§ Instruction
Output the material beneath this task exactly, images excluded.

§ Material provided
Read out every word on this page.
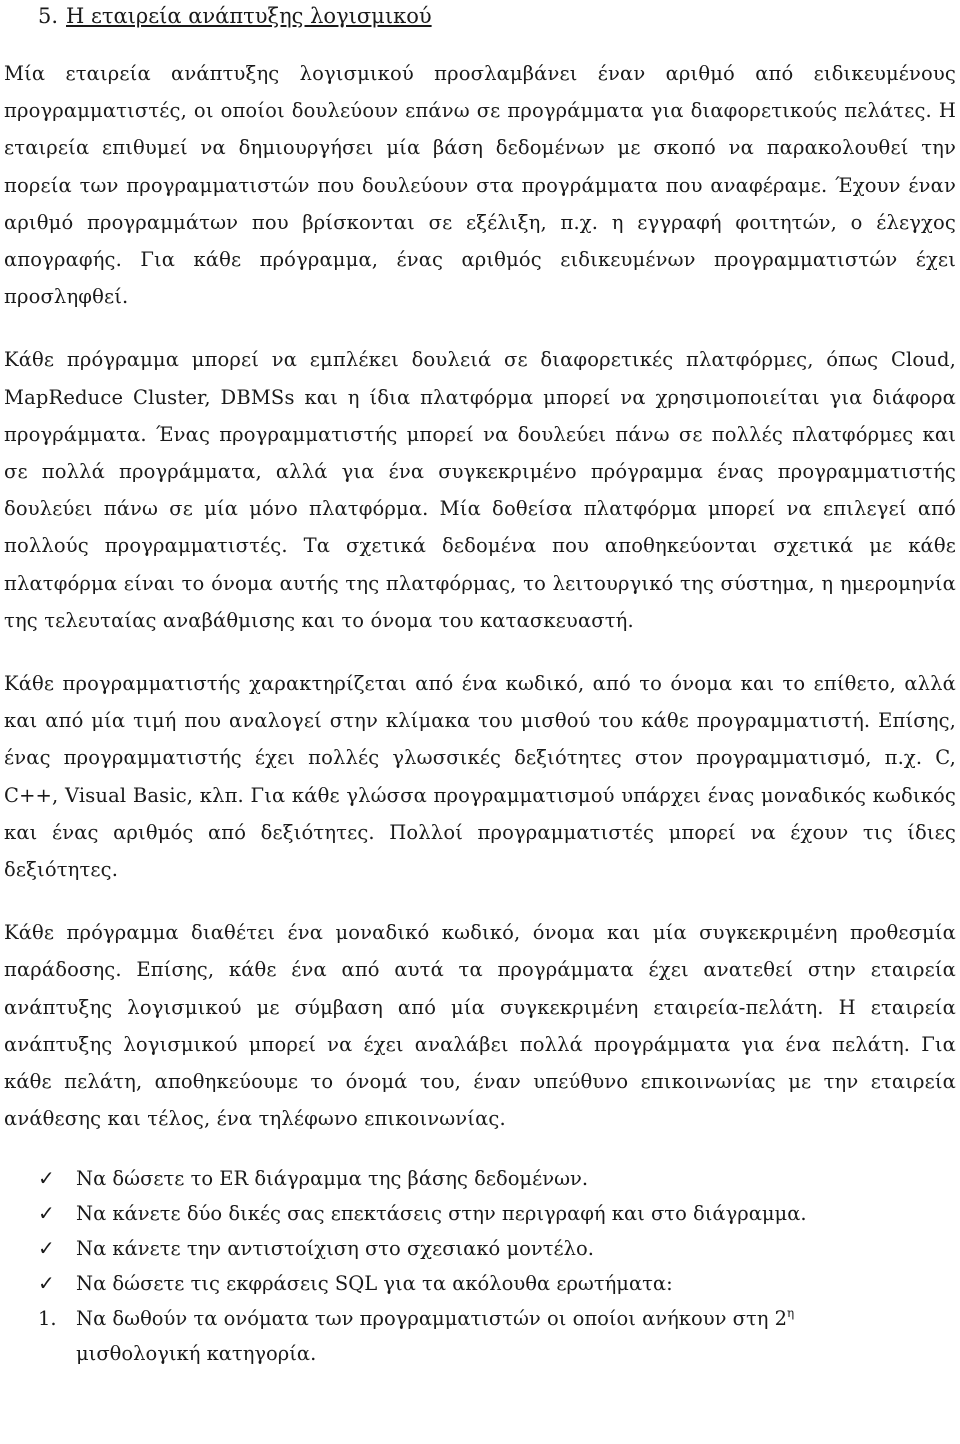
5. Η εταιρεία ανάπτυξης λογισμικού

Μία εταιρεία ανάπτυξης λογισμικού προσλαμβάνει έναν αριθμό από ειδικευμένους προγραμματιστές, οι οποίοι δουλεύουν επάνω σε προγράμματα για διαφορετικούς πελάτες. Η εταιρεία επιθυμεί να δημιουργήσει μία βάση δεδομένων με σκοπό να παρακολουθεί την πορεία των προγραμματιστών που δουλεύουν στα προγράμματα που αναφέραμε. Έχουν έναν αριθμό προγραμμάτων που βρίσκονται σε εξέλιξη, π.χ. η εγγραφή φοιτητών, ο έλεγχος απογραφής. Για κάθε πρόγραμμα, ένας αριθμός ειδικευμένων προγραμματιστών έχει προσληφθεί.

Κάθε πρόγραμμα μπορεί να εμπλέκει δουλειά σε διαφορετικές πλατφόρμες, όπως Cloud, MapReduce Cluster, DBMSs και η ίδια πλατφόρμα μπορεί να χρησιμοποιείται για διάφορα προγράμματα. Ένας προγραμματιστής μπορεί να δουλεύει πάνω σε πολλές πλατφόρμες και σε πολλά προγράμματα, αλλά για ένα συγκεκριμένο πρόγραμμα ένας προγραμματιστής δουλεύει πάνω σε μία μόνο πλατφόρμα. Μία δοθείσα πλατφόρμα μπορεί να επιλεγεί από πολλούς προγραμματιστές. Τα σχετικά δεδομένα που αποθηκεύονται σχετικά με κάθε πλατφόρμα είναι το όνομα αυτής της πλατφόρμας, το λειτουργικό της σύστημα, η ημερομηνία της τελευταίας αναβάθμισης και το όνομα του κατασκευαστή.

Κάθε προγραμματιστής χαρακτηρίζεται από ένα κωδικό, από το όνομα και το επίθετο, αλλά και από μία τιμή που αναλογεί στην κλίμακα του μισθού του κάθε προγραμματιστή. Επίσης, ένας προγραμματιστής έχει πολλές γλωσσικές δεξιότητες στον προγραμματισμό, π.χ. C, C++, Visual Basic, κλπ. Για κάθε γλώσσα προγραμματισμού υπάρχει ένας μοναδικός κωδικός και ένας αριθμός από δεξιότητες. Πολλοί προγραμματιστές μπορεί να έχουν τις ίδιες δεξιότητες.

Κάθε πρόγραμμα διαθέτει ένα μοναδικό κωδικό, όνομα και μία συγκεκριμένη προθεσμία παράδοσης. Επίσης, κάθε ένα από αυτά τα προγράμματα έχει ανατεθεί στην εταιρεία ανάπτυξης λογισμικού με σύμβαση από μία συγκεκριμένη εταιρεία-πελάτη. Η εταιρεία ανάπτυξης λογισμικού μπορεί να έχει αναλάβει πολλά προγράμματα για ένα πελάτη. Για κάθε πελάτη, αποθηκεύουμε το όνομά του, έναν υπεύθυνο επικοινωνίας με την εταιρεία ανάθεσης και τέλος, ένα τηλέφωνο επικοινωνίας.

✓	Να δώσετε το ER διάγραμμα της βάσης δεδομένων.
✓	Να κάνετε δύο δικές σας επεκτάσεις στην περιγραφή και στο διάγραμμα.
✓	Να κάνετε την αντιστοίχιση στο σχεσιακό μοντέλο.
✓	Να δώσετε τις εκφράσεις SQL για τα ακόλουθα ερωτήματα:
1. Να δωθούν τα ονόματα των προγραμματιστών οι οποίοι ανήκουν στη $2^\eta$
μισθολογική κατηγορία.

§ The answer
Read out every word on this page.
5. Η εταιρεία ανάπτυξης λογισμικού

Μία εταιρεία ανάπτυξης λογισμικού προσλαμβάνει έναν αριθμό από ειδικευμένους προγραμματιστές, οι οποίοι δουλεύουν επάνω σε προγράμματα για διαφορετικούς πελάτες. Η εταιρεία επιθυμεί να δημιουργήσει μία βάση δεδομένων με σκοπό να παρακολουθεί την πορεία των προγραμματιστών που δουλεύουν στα προγράμματα που αναφέραμε. Έχουν έναν αριθμό προγραμμάτων που βρίσκονται σε εξέλιξη, π.χ. η εγγραφή φοιτητών, ο έλεγχος απογραφής. Για κάθε πρόγραμμα, ένας αριθμός ειδικευμένων προγραμματιστών έχει προσληφθεί.

Κάθε πρόγραμμα μπορεί να εμπλέκει δουλειά σε διαφορετικές πλατφόρμες, όπως Cloud, MapReduce Cluster, DBMSs και η ίδια πλατφόρμα μπορεί να χρησιμοποιείται για διάφορα προγράμματα. Ένας προγραμματιστής μπορεί να δουλεύει πάνω σε πολλές πλατφόρμες και σε πολλά προγράμματα, αλλά για ένα συγκεκριμένο πρόγραμμα ένας προγραμματιστής δουλεύει πάνω σε μία μόνο πλατφόρμα. Μία δοθείσα πλατφόρμα μπορεί να επιλεγεί από πολλούς προγραμματιστές. Τα σχετικά δεδομένα που αποθηκεύονται σχετικά με κάθε πλατφόρμα είναι το όνομα αυτής της πλατφόρμας, το λειτουργικό της σύστημα, η ημερομηνία της τελευταίας αναβάθμισης και το όνομα του κατασκευαστή.

Κάθε προγραμματιστής χαρακτηρίζεται από ένα κωδικό, από το όνομα και το επίθετο, αλλά και από μία τιμή που αναλογεί στην κλίμακα του μισθού του κάθε προγραμματιστή. Επίσης, ένας προγραμματιστής έχει πολλές γλωσσικές δεξιότητες στον προγραμματισμό, π.χ. C, C++, Visual Basic, κλπ. Για κάθε γλώσσα προγραμματισμού υπάρχει ένας μοναδικός κωδικός και ένας αριθμός από δεξιότητες. Πολλοί προγραμματιστές μπορεί να έχουν τις ίδιες δεξιότητες.

Κάθε πρόγραμμα διαθέτει ένα μοναδικό κωδικό, όνομα και μία συγκεκριμένη προθεσμία παράδοσης. Επίσης, κάθε ένα από αυτά τα προγράμματα έχει ανατεθεί στην εταιρεία ανάπτυξης λογισμικού με σύμβαση από μία συγκεκριμένη εταιρεία-πελάτη. Η εταιρεία ανάπτυξης λογισμικού μπορεί να έχει αναλάβει πολλά προγράμματα για ένα πελάτη. Για κάθε πελάτη, αποθηκεύουμε το όνομά του, έναν υπεύθυνο επικοινωνίας με την εταιρεία ανάθεσης και τέλος, ένα τηλέφωνο επικοινωνίας.

✓	Να δώσετε το ER διάγραμμα της βάσης δεδομένων.
✓	Να κάνετε δύο δικές σας επεκτάσεις στην περιγραφή και στο διάγραμμα.
✓	Να κάνετε την αντιστοίχιση στο σχεσιακό μοντέλο.
✓	Να δώσετε τις εκφράσεις SQL για τα ακόλουθα ερωτήματα:
1. Να δωθούν τα ονόματα των προγραμματιστών οι οποίοι ανήκουν στη $2^\eta$
μισθολογική κατηγορία.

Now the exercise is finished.